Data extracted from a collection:
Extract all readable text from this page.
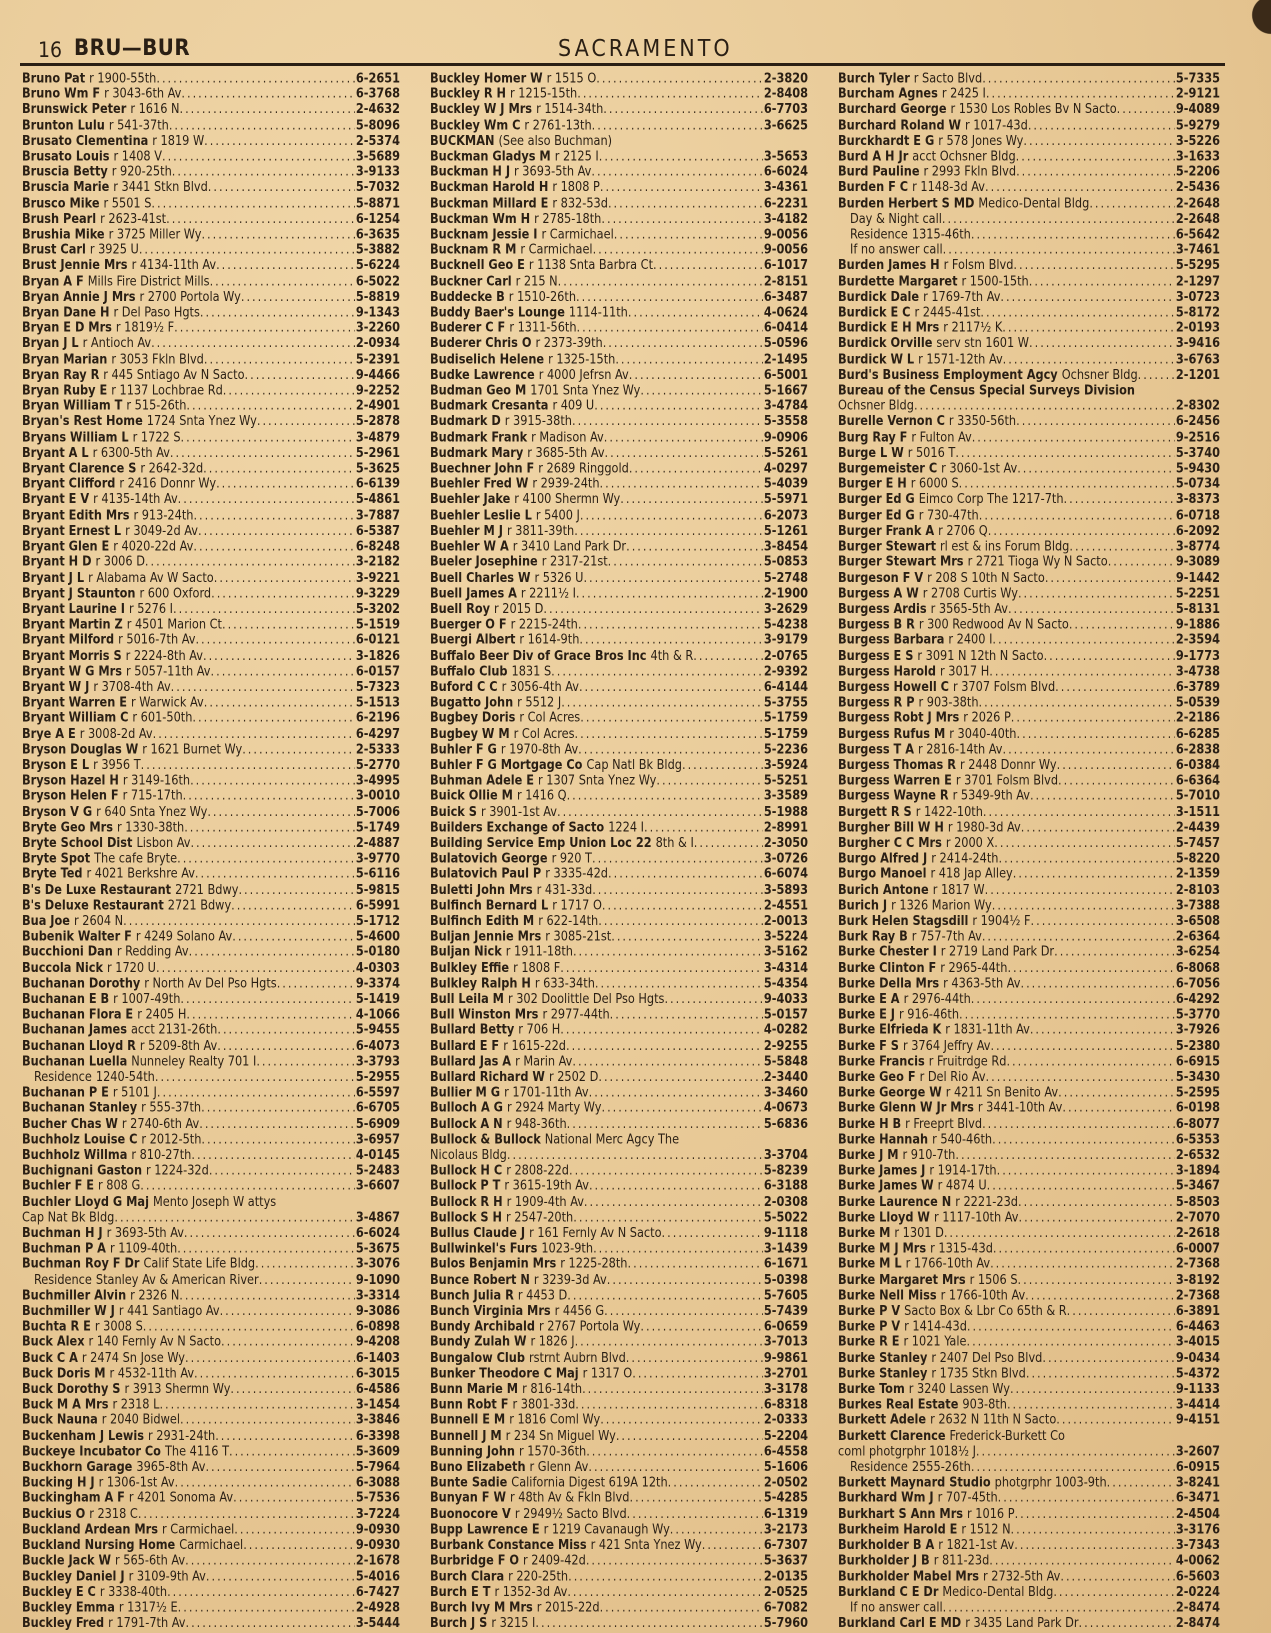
16 BRU—BUR	SACRAMENTO
Bruno Pat r 1900-55th .....	6-2651
Bruno Wm F r 3043-6th Av .....	6-3768
Brunswick Peter r 1616 N .....	2-4632
Brunton Lulu r 541-37th .....	5-8096
Brusato Clementina r 1819 W .....	2-5374
Brusato Louis r 1408 V .....	3-5689
Bruscia Betty r 920-25th .....	3-9133
Bruscia Marie r 3441 Stkn Blvd .....	5-7032
Brusco Mike r 5501 S .....	5-8871
Brush Pearl r 2623-41st .....	6-1254
Brushia Mike r 3725 Miller Wy .....	6-3635
Brust Carl r 3925 U .....	5-3882
Brust Jennie Mrs r 4134-11th Av .....	5-6224
Bryan A F Mills Fire District Mills .....	6-5022
Bryan Annie J Mrs r 2700 Portola Wy .....	5-8819
Bryan Dane H r Del Paso Hgts .....	9-1343
Bryan E D Mrs r 1819½ F .....	3-2260
Bryan J L r Antioch Av .....	2-0934
Bryan Marian r 3053 Fkln Blvd .....	5-2391
Bryan Ray R r 445 Sntiago Av N Sacto .....	9-4466
Bryan Ruby E r 1137 Lochbrae Rd .....	9-2252
Bryan William T r 515-26th .....	2-4901
Bryan's Rest Home 1724 Snta Ynez Wy .....	5-2878
Bryans William L r 1722 S .....	3-4879
Bryant A L r 6300-5th Av .....	5-2961
Bryant Clarence S r 2642-32d .....	5-3625
Bryant Clifford r 2416 Donnr Wy .....	6-6139
Bryant E V r 4135-14th Av .....	5-4861
Bryant Edith Mrs r 913-24th .....	3-7887
Bryant Ernest L r 3049-2d Av .....	6-5387
Bryant Glen E r 4020-22d Av .....	6-8248
Bryant H D r 3006 D .....	3-2182
Bryant J L r Alabama Av W Sacto .....	3-9221
Bryant J Staunton r 600 Oxford .....	9-3229
Bryant Laurine I r 5276 I .....	5-3202
Bryant Martin Z r 4501 Marion Ct .....	5-1519
Bryant Milford r 5016-7th Av .....	6-0121
Bryant Morris S r 2224-8th Av .....	3-1826
Bryant W G Mrs r 5057-11th Av .....	6-0157
Bryant W J r 3708-4th Av .....	5-7323
Bryant Warren E r Warwick Av .....	5-1513
Bryant William C r 601-50th .....	6-2196
Brye A E r 3008-2d Av .....	6-4297
Bryson Douglas W r 1621 Burnet Wy .....	2-5333
Bryson E L r 3956 T .....	5-2770
Bryson Hazel H r 3149-16th .....	3-4995
Bryson Helen F r 715-17th .....	3-0010
Bryson V G r 640 Snta Ynez Wy .....	5-7006
Bryte Geo Mrs r 1330-38th .....	5-1749
Bryte School Dist Lisbon Av .....	2-4887
Bryte Spot The cafe Bryte .....	3-9770
Bryte Ted r 4021 Berkshre Av .....	5-6116
B's De Luxe Restaurant 2721 Bdwy .....	5-9815
B's Deluxe Restaurant 2721 Bdwy .....	6-5991
Bua Joe r 2604 N .....	5-1712
Bubenik Walter F r 4249 Solano Av .....	5-4600
Bucchioni Dan r Redding Av .....	5-0180
Buccola Nick r 1720 U .....	4-0303
Buchanan Dorothy r North Av Del Pso Hgts .....	9-3374
Buchanan E B r 1007-49th .....	5-1419
Buchanan Flora E r 2405 H .....	4-1066
Buchanan James acct 2131-26th .....	5-9455
Buchanan Lloyd R r 5209-8th Av .....	6-4073
Buchanan Luella Nunneley Realty 701 I .....	3-3793
Residence 1240-54th .....	5-2955
Buchanan P E r 5101 J .....	6-5597
Buchanan Stanley r 555-37th .....	6-6705
Bucher Chas W r 2740-6th Av .....	5-6909
Buchholz Louise C r 2012-5th .....	3-6957
Buchholz Willma r 810-27th .....	4-0145
Buchignani Gaston r 1224-32d .....	5-2483
Buchler F E r 808 G .....	3-6607
Buchler Lloyd G Maj Mento Joseph W attys
Cap Nat Bk Bldg .....	3-4867
Buchman H J r 3693-5th Av .....	6-6024
Buchman P A r 1109-40th .....	5-3675
Buchman Roy F Dr Calif State Life Bldg .....	3-3076
Residence Stanley Av & American River .....	9-1090
Buchmiller Alvin r 2326 N .....	3-3314
Buchmiller W J r 441 Santiago Av .....	9-3086
Buchta R E r 3008 S .....	6-0898
Buck Alex r 140 Fernly Av N Sacto .....	9-4208
Buck C A r 2474 Sn Jose Wy .....	6-1403
Buck Doris M r 4532-11th Av .....	6-3015
Buck Dorothy S r 3913 Shermn Wy .....	6-4586
Buck M A Mrs r 2318 L .....	3-1454
Buck Nauna r 2040 Bidwel .....	3-3846
Buckenham J Lewis r 2931-24th .....	6-3398
Buckeye Incubator Co The 4116 T .....	5-3609
Buckhorn Garage 3965-8th Av .....	5-7964
Bucking H J r 1306-1st Av .....	6-3088
Buckingham A F r 4201 Sonoma Av .....	5-7536
Buckius O r 2318 C .....	3-7224
Buckland Ardean Mrs r Carmichael .....	9-0930
Buckland Nursing Home Carmichael .....	9-0930
Buckle Jack W r 565-6th Av .....	2-1678
Buckley Daniel J r 3109-9th Av .....	5-4016
Buckley E C r 3338-40th .....	6-7427
Buckley Emma r 1317½ E .....	2-4928
Buckley Fred r 1791-7th Av .....	3-5444
Buckley Homer W r 1515 O .....	2-3820
Buckley R H r 1215-15th .....	2-8408
Buckley W J Mrs r 1514-34th .....	6-7703
Buckley Wm C r 2761-13th .....	3-6625
BUCKMAN (See also Buchman)
Buckman Gladys M r 2125 I .....	3-5653
Buckman H J r 3693-5th Av .....	6-6024
Buckman Harold H r 1808 P .....	3-4361
Buckman Millard E r 832-53d .....	6-2231
Buckman Wm H r 2785-18th .....	3-4182
Bucknam Jessie I r Carmichael .....	9-0056
Bucknam R M r Carmichael .....	9-0056
Bucknell Geo E r 1138 Snta Barbra Ct .....	6-1017
Buckner Carl r 215 N .....	2-8151
Buddecke B r 1510-26th .....	6-3487
Buddy Baer's Lounge 1114-11th .....	4-0624
Buderer C F r 1311-56th .....	6-0414
Buderer Chris O r 2373-39th .....	5-0596
Budiselich Helene r 1325-15th .....	2-1495
Budke Lawrence r 4000 Jefrsn Av .....	6-5001
Budman Geo M 1701 Snta Ynez Wy .....	5-1667
Budmark Cresanta r 409 U .....	3-4784
Budmark D r 3915-38th .....	5-3558
Budmark Frank r Madison Av .....	9-0906
Budmark Mary r 3685-5th Av .....	5-5261
Buechner John F r 2689 Ringgold .....	4-0297
Buehler Fred W r 2939-24th .....	5-4039
Buehler Jake r 4100 Shermn Wy .....	5-5971
Buehler Leslie L r 5400 J .....	6-2073
Buehler M J r 3811-39th .....	5-1261
Buehler W A r 3410 Land Park Dr .....	3-8454
Bueler Josephine r 2317-21st .....	5-0853
Buell Charles W r 5326 U .....	5-2748
Buell James A r 2211½ I .....	2-1900
Buell Roy r 2015 D .....	3-2629
Buerger O F r 2215-24th .....	5-4238
Buergi Albert r 1614-9th .....	3-9179
Buffalo Beer Div of Grace Bros Inc 4th & R .....	2-0765
Buffalo Club 1831 S .....	2-9392
Buford C C r 3056-4th Av .....	6-4144
Bugatto John r 5512 J .....	5-3755
Bugbey Doris r Col Acres .....	5-1759
Bugbey W M r Col Acres .....	5-1759
Buhler F G r 1970-8th Av .....	5-2236
Buhler F G Mortgage Co Cap Natl Bk Bldg .....	3-5924
Buhman Adele E r 1307 Snta Ynez Wy .....	5-5251
Buick Ollie M r 1416 Q .....	3-3589
Buick S r 3901-1st Av .....	5-1988
Builders Exchange of Sacto 1224 I .....	2-8991
Building Service Emp Union Loc 22 8th & I .....	2-3050
Bulatovich George r 920 T .....	3-0726
Bulatovich Paul P r 3335-42d .....	6-6074
Buletti John Mrs r 431-33d .....	3-5893
Bulfinch Bernard L r 1717 O .....	2-4551
Bulfinch Edith M r 622-14th .....	2-0013
Buljan Jennie Mrs r 3085-21st .....	3-5224
Buljan Nick r 1911-18th .....	3-5162
Bulkley Effie r 1808 F .....	3-4314
Bulkley Ralph H r 633-34th .....	5-4354
Bull Leila M r 302 Doolittle Del Pso Hgts .....	9-4033
Bull Winston Mrs r 2977-44th .....	5-0157
Bullard Betty r 706 H .....	4-0282
Bullard E F r 1615-22d .....	2-9255
Bullard Jas A r Marin Av .....	5-5848
Bullard Richard W r 2502 D .....	2-3440
Bullier M G r 1701-11th Av .....	3-3460
Bulloch A G r 2924 Marty Wy .....	4-0673
Bullock A N r 948-36th .....	5-6836
Bullock & Bullock National Merc Agcy The
Nicolaus Bldg .....	3-3704
Bullock H C r 2808-22d .....	5-8239
Bullock P T r 3615-19th Av .....	6-3188
Bullock R H r 1909-4th Av .....	2-0308
Bullock S H r 2547-20th .....	5-5022
Bullus Claude J r 161 Fernly Av N Sacto .....	9-1118
Bullwinkel's Furs 1023-9th .....	3-1439
Bulos Benjamin Mrs r 1225-28th .....	6-1671
Bunce Robert N r 3239-3d Av .....	5-0398
Bunch Julia R r 4453 D .....	5-7605
Bunch Virginia Mrs r 4456 G .....	5-7439
Bundy Archibald r 2767 Portola Wy .....	6-0659
Bundy Zulah W r 1826 J .....	3-7013
Bungalow Club rstrnt Aubrn Blvd .....	9-9861
Bunker Theodore C Maj r 1317 O .....	3-2701
Bunn Marie M r 816-14th .....	3-3178
Bunn Robt F r 3801-33d .....	6-8318
Bunnell E M r 1816 Coml Wy .....	2-0333
Bunnell J M r 234 Sn Miguel Wy .....	5-2204
Bunning John r 1570-36th .....	6-4558
Buno Elizabeth r Glenn Av .....	5-1606
Bunte Sadie California Digest 619A 12th .....	2-0502
Bunyan F W r 48th Av & Fkln Blvd .....	5-4285
Buonocore V r 2949½ Sacto Blvd .....	6-1319
Bupp Lawrence E r 1219 Cavanaugh Wy .....	3-2173
Burbank Constance Miss r 421 Snta Ynez Wy .....	6-7307
Burbridge F O r 2409-42d .....	5-3637
Burch Clara r 220-25th .....	2-0135
Burch E T r 1352-3d Av .....	2-0525
Burch Ivy M Mrs r 2015-22d .....	6-7082
Burch J S r 3215 I .....	5-7960
Burch Tyler r Sacto Blvd .....	5-7335
Burcham Agnes r 2425 I .....	2-9121
Burchard George r 1530 Los Robles Bv N Sacto .....	9-4089
Burchard Roland W r 1017-43d .....	5-9279
Burckhardt E G r 578 Jones Wy .....	3-5226
Burd A H Jr acct Ochsner Bldg .....	3-1633
Burd Pauline r 2993 Fkln Blvd .....	5-2206
Burden F C r 1148-3d Av .....	2-5436
Burden Herbert S MD Medico-Dental Bldg .....	2-2648
Day & Night call .....	2-2648
Residence 1315-46th .....	6-5642
If no answer call .....	3-7461
Burden James H r Folsm Blvd .....	5-5295
Burdette Margaret r 1500-15th .....	2-1297
Burdick Dale r 1769-7th Av .....	3-0723
Burdick E C r 2445-41st .....	5-8172
Burdick E H Mrs r 2117½ K .....	2-0193
Burdick Orville serv stn 1601 W .....	3-9416
Burdick W L r 1571-12th Av .....	3-6763
Burd's Business Employment Agcy Ochsner Bldg .....	2-1201
Bureau of the Census Special Surveys Division
Ochsner Bldg .....	2-8302
Burelle Vernon C r 3350-56th .....	6-2456
Burg Ray F r Fulton Av .....	9-2516
Burge L W r 5016 T .....	5-3740
Burgemeister C r 3060-1st Av .....	5-9430
Burger E H r 6000 S .....	5-0734
Burger Ed G Eimco Corp The 1217-7th .....	3-8373
Burger Ed G r 730-47th .....	6-0718
Burger Frank A r 2706 Q .....	6-2092
Burger Stewart rl est & ins Forum Bldg .....	3-8774
Burger Stewart Mrs r 2721 Tioga Wy N Sacto .....	9-3089
Burgeson F V r 208 S 10th N Sacto .....	9-1442
Burgess A W r 2708 Curtis Wy .....	5-2251
Burgess Ardis r 3565-5th Av .....	5-8131
Burgess B R r 300 Redwood Av N Sacto .....	9-1886
Burgess Barbara r 2400 I .....	2-3594
Burgess E S r 3091 N 12th N Sacto .....	9-1773
Burgess Harold r 3017 H .....	3-4738
Burgess Howell C r 3707 Folsm Blvd .....	6-3789
Burgess R P r 903-38th .....	5-0539
Burgess Robt J Mrs r 2026 P .....	2-2186
Burgess Rufus M r 3040-40th .....	6-6285
Burgess T A r 2816-14th Av .....	6-2838
Burgess Thomas R r 2448 Donnr Wy .....	6-0384
Burgess Warren E r 3701 Folsm Blvd .....	6-6364
Burgess Wayne R r 5349-9th Av .....	5-7010
Burgett R S r 1422-10th .....	3-1511
Burgher Bill W H r 1980-3d Av .....	2-4439
Burgher C C Mrs r 2000 X .....	5-7457
Burgo Alfred J r 2414-24th .....	5-8220
Burgo Manoel r 418 Jap Alley .....	2-1359
Burich Antone r 1817 W .....	2-8103
Burich J r 1326 Marion Wy .....	3-7388
Burk Helen Stagsdill r 1904½ F .....	3-6508
Burk Ray B r 757-7th Av .....	2-6364
Burke Chester I r 2719 Land Park Dr .....	3-6254
Burke Clinton F r 2965-44th .....	6-8068
Burke Della Mrs r 4363-5th Av .....	6-7056
Burke E A r 2976-44th .....	6-4292
Burke E J r 916-46th .....	5-3770
Burke Elfrieda K r 1831-11th Av .....	3-7926
Burke F S r 3764 Jeffry Av .....	5-2380
Burke Francis r Fruitrdge Rd .....	6-6915
Burke Geo F r Del Rio Av .....	5-3430
Burke George W r 4211 Sn Benito Av .....	5-2595
Burke Glenn W Jr Mrs r 3441-10th Av .....	6-0198
Burke H B r Freeprt Blvd .....	6-8077
Burke Hannah r 540-46th .....	6-5353
Burke J M r 910-7th .....	2-6532
Burke James J r 1914-17th .....	3-1894
Burke James W r 4874 U .....	5-3467
Burke Laurence N r 2221-23d .....	5-8503
Burke Lloyd W r 1117-10th Av .....	2-7070
Burke M r 1301 D .....	2-2618
Burke M J Mrs r 1315-43d .....	6-0007
Burke M L r 1766-10th Av .....	2-7368
Burke Margaret Mrs r 1506 S .....	3-8192
Burke Nell Miss r 1766-10th Av .....	2-7368
Burke P V Sacto Box & Lbr Co 65th & R .....	6-3891
Burke P V r 1414-43d .....	6-4463
Burke R E r 1021 Yale .....	3-4015
Burke Stanley r 2407 Del Pso Blvd .....	9-0434
Burke Stanley r 1735 Stkn Blvd .....	5-4372
Burke Tom r 3240 Lassen Wy .....	9-1133
Burkes Real Estate 903-8th .....	3-4414
Burkett Adele r 2632 N 11th N Sacto .....	9-4151
Burkett Clarence Frederick-Burkett Co
coml photgrphr 1018½ J .....	3-2607
Residence 2555-26th .....	6-0915
Burkett Maynard Studio photgrphr 1003-9th .....	3-8241
Burkhard Wm J r 707-45th .....	6-3471
Burkhart S Ann Mrs r 1016 P .....	2-4504
Burkheim Harold E r 1512 N .....	3-3176
Burkholder B A r 1821-1st Av .....	3-7343
Burkholder J B r 811-23d .....	4-0062
Burkholder Mabel Mrs r 2732-5th Av .....	6-5603
Burkland C E Dr Medico-Dental Bldg .....	2-0224
If no answer call .....	2-8474
Burkland Carl E MD r 3435 Land Park Dr .....	2-8474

**Task to carry out**
Using the listing above, show every line that includes the string "Bundy".

**Output below**
Bundy Archibald r 2767 Portola Wy .....	6-0659
Bundy Zulah W r 1826 J .....	3-7013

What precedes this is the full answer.